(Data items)
-------
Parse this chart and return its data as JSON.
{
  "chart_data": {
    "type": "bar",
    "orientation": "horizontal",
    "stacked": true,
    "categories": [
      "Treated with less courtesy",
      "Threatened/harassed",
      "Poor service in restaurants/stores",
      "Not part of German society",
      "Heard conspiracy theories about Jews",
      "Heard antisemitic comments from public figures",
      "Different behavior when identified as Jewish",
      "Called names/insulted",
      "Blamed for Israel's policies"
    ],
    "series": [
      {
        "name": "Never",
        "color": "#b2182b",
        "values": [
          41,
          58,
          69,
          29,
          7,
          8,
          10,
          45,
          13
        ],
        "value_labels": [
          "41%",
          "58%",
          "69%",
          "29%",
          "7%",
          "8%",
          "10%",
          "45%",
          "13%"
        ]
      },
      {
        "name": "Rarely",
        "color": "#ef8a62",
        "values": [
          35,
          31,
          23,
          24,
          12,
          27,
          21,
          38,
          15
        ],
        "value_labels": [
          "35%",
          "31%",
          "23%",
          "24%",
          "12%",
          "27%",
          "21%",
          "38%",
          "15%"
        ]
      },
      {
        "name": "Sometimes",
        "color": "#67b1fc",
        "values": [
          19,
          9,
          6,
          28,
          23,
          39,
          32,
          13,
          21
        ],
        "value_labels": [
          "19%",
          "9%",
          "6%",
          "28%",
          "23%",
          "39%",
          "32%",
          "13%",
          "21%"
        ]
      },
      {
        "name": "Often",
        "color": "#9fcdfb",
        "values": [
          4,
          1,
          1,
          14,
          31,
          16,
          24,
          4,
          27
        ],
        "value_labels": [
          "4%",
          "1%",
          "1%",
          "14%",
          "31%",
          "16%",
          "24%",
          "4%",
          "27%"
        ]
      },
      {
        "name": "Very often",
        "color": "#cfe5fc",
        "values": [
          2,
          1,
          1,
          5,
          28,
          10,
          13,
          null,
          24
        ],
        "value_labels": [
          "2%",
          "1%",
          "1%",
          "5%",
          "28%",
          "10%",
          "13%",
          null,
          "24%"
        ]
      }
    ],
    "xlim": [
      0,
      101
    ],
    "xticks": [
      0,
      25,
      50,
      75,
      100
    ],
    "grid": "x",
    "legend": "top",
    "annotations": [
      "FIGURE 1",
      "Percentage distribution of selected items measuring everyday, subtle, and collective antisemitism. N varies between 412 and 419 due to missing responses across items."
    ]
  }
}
-------
• _Work required_: Track down every line of the material containing the string "Heard", and copy it.

• _Full solution_:
      "Heard conspiracy theories about Jews",
      "Heard antisemitic comments from public figures",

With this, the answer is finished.